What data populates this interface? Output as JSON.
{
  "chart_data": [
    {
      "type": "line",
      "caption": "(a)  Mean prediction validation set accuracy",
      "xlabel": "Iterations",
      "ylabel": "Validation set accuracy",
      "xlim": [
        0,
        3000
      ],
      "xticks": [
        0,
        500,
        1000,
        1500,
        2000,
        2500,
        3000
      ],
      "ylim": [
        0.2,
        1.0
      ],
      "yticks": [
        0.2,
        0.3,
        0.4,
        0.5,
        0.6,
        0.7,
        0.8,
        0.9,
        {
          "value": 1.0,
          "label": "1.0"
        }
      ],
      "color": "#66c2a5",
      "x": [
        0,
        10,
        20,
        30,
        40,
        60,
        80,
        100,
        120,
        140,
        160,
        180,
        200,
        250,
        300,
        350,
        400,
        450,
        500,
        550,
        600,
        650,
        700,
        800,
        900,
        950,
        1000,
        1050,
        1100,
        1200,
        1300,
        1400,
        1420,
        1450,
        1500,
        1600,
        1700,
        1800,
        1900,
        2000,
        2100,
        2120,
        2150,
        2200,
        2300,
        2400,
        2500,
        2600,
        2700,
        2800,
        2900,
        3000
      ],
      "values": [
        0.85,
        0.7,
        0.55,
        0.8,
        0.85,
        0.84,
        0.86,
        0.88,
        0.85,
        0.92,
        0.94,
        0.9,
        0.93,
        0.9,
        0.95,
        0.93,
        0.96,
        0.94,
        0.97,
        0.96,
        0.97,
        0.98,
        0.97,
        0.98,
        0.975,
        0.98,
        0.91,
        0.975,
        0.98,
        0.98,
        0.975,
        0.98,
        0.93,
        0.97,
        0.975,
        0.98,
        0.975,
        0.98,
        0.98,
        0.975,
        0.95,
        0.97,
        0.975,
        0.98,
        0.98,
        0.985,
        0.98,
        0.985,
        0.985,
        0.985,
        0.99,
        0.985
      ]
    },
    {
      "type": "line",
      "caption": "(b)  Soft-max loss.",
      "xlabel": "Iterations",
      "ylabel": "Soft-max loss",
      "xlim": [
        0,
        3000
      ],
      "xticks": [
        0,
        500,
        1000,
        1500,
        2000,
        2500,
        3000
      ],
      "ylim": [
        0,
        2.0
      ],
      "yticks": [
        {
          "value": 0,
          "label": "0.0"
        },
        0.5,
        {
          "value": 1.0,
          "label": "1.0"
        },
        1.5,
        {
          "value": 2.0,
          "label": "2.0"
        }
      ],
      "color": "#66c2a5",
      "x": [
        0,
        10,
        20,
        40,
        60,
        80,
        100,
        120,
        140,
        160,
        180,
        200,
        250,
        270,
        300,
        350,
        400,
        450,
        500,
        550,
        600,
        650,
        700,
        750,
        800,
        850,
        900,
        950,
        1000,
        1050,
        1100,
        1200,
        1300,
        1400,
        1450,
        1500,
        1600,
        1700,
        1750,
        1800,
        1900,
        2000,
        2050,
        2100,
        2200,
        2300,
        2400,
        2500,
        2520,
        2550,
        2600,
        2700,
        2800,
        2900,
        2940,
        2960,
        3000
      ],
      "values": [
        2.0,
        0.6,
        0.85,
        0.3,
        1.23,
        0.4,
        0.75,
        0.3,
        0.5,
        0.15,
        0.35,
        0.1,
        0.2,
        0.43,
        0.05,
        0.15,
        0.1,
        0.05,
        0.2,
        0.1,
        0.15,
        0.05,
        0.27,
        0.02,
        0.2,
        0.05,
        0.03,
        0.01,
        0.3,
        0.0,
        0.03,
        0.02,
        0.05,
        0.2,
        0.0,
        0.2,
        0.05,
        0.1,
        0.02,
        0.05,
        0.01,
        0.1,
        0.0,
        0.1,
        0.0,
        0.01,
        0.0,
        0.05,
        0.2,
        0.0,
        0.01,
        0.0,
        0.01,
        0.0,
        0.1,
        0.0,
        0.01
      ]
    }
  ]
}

# What is required
Nothing should be left out: return all of the records exactly.

# Worked solution
What data populates this interface? Output as JSON.
{
  "chart_data": [
    {
      "type": "line",
      "caption": "(a)  Mean prediction validation set accuracy",
      "xlabel": "Iterations",
      "ylabel": "Validation set accuracy",
      "xlim": [
        0,
        3000
      ],
      "xticks": [
        0,
        500,
        1000,
        1500,
        2000,
        2500,
        3000
      ],
      "ylim": [
        0.2,
        1.0
      ],
      "yticks": [
        0.2,
        0.3,
        0.4,
        0.5,
        0.6,
        0.7,
        0.8,
        0.9,
        {
          "value": 1.0,
          "label": "1.0"
        }
      ],
      "color": "#66c2a5",
      "x": [
        0,
        10,
        20,
        30,
        40,
        60,
        80,
        100,
        120,
        140,
        160,
        180,
        200,
        250,
        300,
        350,
        400,
        450,
        500,
        550,
        600,
        650,
        700,
        800,
        900,
        950,
        1000,
        1050,
        1100,
        1200,
        1300,
        1400,
        1420,
        1450,
        1500,
        1600,
        1700,
        1800,
        1900,
        2000,
        2100,
        2120,
        2150,
        2200,
        2300,
        2400,
        2500,
        2600,
        2700,
        2800,
        2900,
        3000
      ],
      "values": [
        0.85,
        0.7,
        0.55,
        0.8,
        0.85,
        0.84,
        0.86,
        0.88,
        0.85,
        0.92,
        0.94,
        0.9,
        0.93,
        0.9,
        0.95,
        0.93,
        0.96,
        0.94,
        0.97,
        0.96,
        0.97,
        0.98,
        0.97,
        0.98,
        0.975,
        0.98,
        0.91,
        0.975,
        0.98,
        0.98,
        0.975,
        0.98,
        0.93,
        0.97,
        0.975,
        0.98,
        0.975,
        0.98,
        0.98,
        0.975,
        0.95,
        0.97,
        0.975,
        0.98,
        0.98,
        0.985,
        0.98,
        0.985,
        0.985,
        0.985,
        0.99,
        0.985
      ]
    },
    {
      "type": "line",
      "caption": "(b)  Soft-max loss.",
      "xlabel": "Iterations",
      "ylabel": "Soft-max loss",
      "xlim": [
        0,
        3000
      ],
      "xticks": [
        0,
        500,
        1000,
        1500,
        2000,
        2500,
        3000
      ],
      "ylim": [
        0,
        2.0
      ],
      "yticks": [
        {
          "value": 0,
          "label": "0.0"
        },
        0.5,
        {
          "value": 1.0,
          "label": "1.0"
        },
        1.5,
        {
          "value": 2.0,
          "label": "2.0"
        }
      ],
      "color": "#66c2a5",
      "x": [
        0,
        10,
        20,
        40,
        60,
        80,
        100,
        120,
        140,
        160,
        180,
        200,
        250,
        270,
        300,
        350,
        400,
        450,
        500,
        550,
        600,
        650,
        700,
        750,
        800,
        850,
        900,
        950,
        1000,
        1050,
        1100,
        1200,
        1300,
        1400,
        1450,
        1500,
        1600,
        1700,
        1750,
        1800,
        1900,
        2000,
        2050,
        2100,
        2200,
        2300,
        2400,
        2500,
        2520,
        2550,
        2600,
        2700,
        2800,
        2900,
        2940,
        2960,
        3000
      ],
      "values": [
        2.0,
        0.6,
        0.85,
        0.3,
        1.23,
        0.4,
        0.75,
        0.3,
        0.5,
        0.15,
        0.35,
        0.1,
        0.2,
        0.43,
        0.05,
        0.15,
        0.1,
        0.05,
        0.2,
        0.1,
        0.15,
        0.05,
        0.27,
        0.02,
        0.2,
        0.05,
        0.03,
        0.01,
        0.3,
        0.0,
        0.03,
        0.02,
        0.05,
        0.2,
        0.0,
        0.2,
        0.05,
        0.1,
        0.02,
        0.05,
        0.01,
        0.1,
        0.0,
        0.1,
        0.0,
        0.01,
        0.0,
        0.05,
        0.2,
        0.0,
        0.01,
        0.0,
        0.01,
        0.0,
        0.1,
        0.0,
        0.01
      ]
    }
  ]
}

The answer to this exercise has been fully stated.